The lines needed are those below that contain the word "virus"; copy each one.
====== RECORDS FOR THIS TASK
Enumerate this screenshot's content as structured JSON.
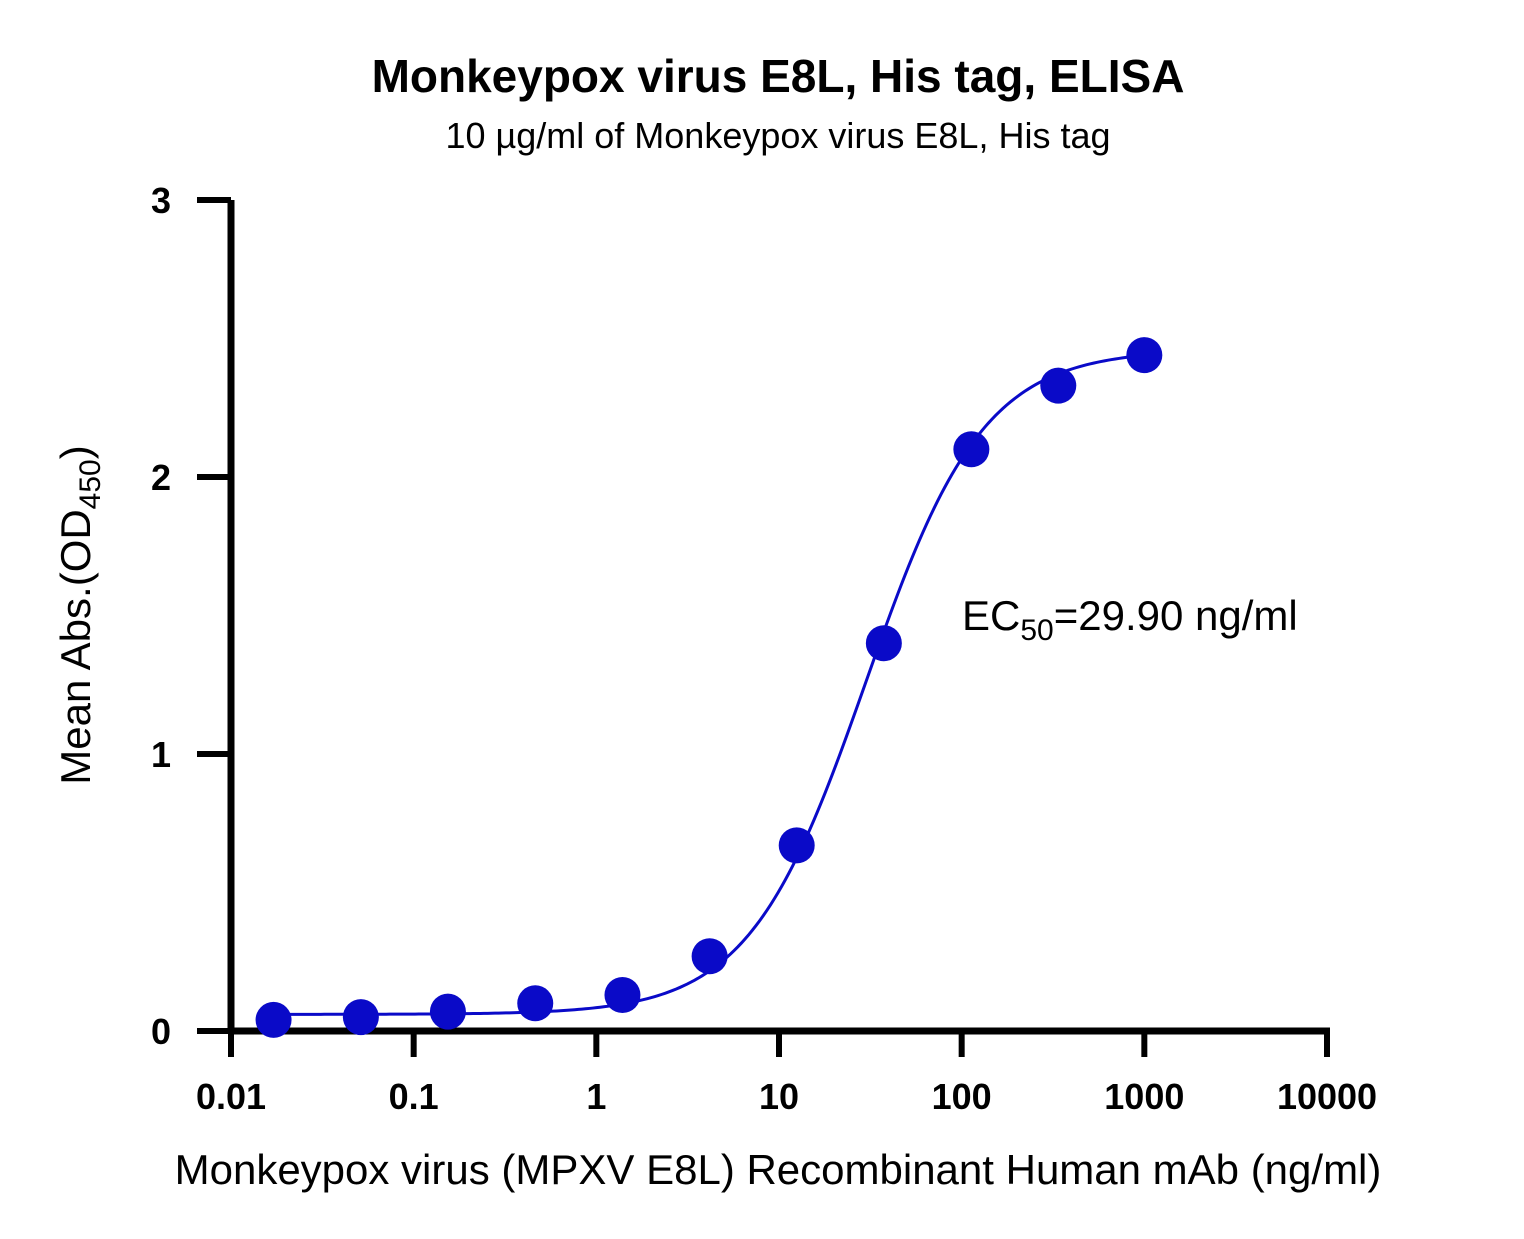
{
  "chart_data": {
    "type": "scatter",
    "title": "Monkeypox virus E8L, His tag, ELISA",
    "subtitle": "10 µg/ml of Monkeypox virus E8L, His tag",
    "xlabel": "Monkeypox virus (MPXV E8L) Recombinant Human mAb (ng/ml)",
    "ylabel": {
      "main": "Mean Abs.(OD",
      "sub": "450",
      "end": ")"
    },
    "x_scale": "log",
    "xlim": [
      0.01,
      10000
    ],
    "ylim": [
      0,
      3
    ],
    "x_ticks": [
      0.01,
      0.1,
      1,
      10,
      100,
      1000,
      10000
    ],
    "x_tick_labels": [
      "0.01",
      "0.1",
      "1",
      "10",
      "100",
      "1000",
      "10000"
    ],
    "y_ticks": [
      0,
      1,
      2,
      3
    ],
    "y_tick_labels": [
      "0",
      "1",
      "2",
      "3"
    ],
    "series": [
      {
        "color": "#0a0ac8",
        "x": [
          0.0171,
          0.0514,
          0.154,
          0.463,
          1.39,
          4.17,
          12.5,
          37.5,
          113,
          338,
          1000
        ],
        "y": [
          0.04,
          0.05,
          0.07,
          0.1,
          0.13,
          0.27,
          0.67,
          1.4,
          2.1,
          2.33,
          2.44
        ]
      }
    ],
    "fit": {
      "type": "4PL",
      "bottom": 0.06,
      "top": 2.46,
      "ec50": 29.9,
      "hill": 1.35,
      "color": "#0a0ac8"
    },
    "annotation": {
      "prefix": "EC",
      "sub": "50",
      "suffix": "=29.90 ng/ml"
    },
    "grid": false,
    "legend": "none"
  }
}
============
SOLUTION TO THIS TASK:
    "title": "Monkeypox virus E8L, His tag, ELISA",
    "subtitle": "10 µg/ml of Monkeypox virus E8L, His tag",
    "xlabel": "Monkeypox virus (MPXV E8L) Recombinant Human mAb (ng/ml)",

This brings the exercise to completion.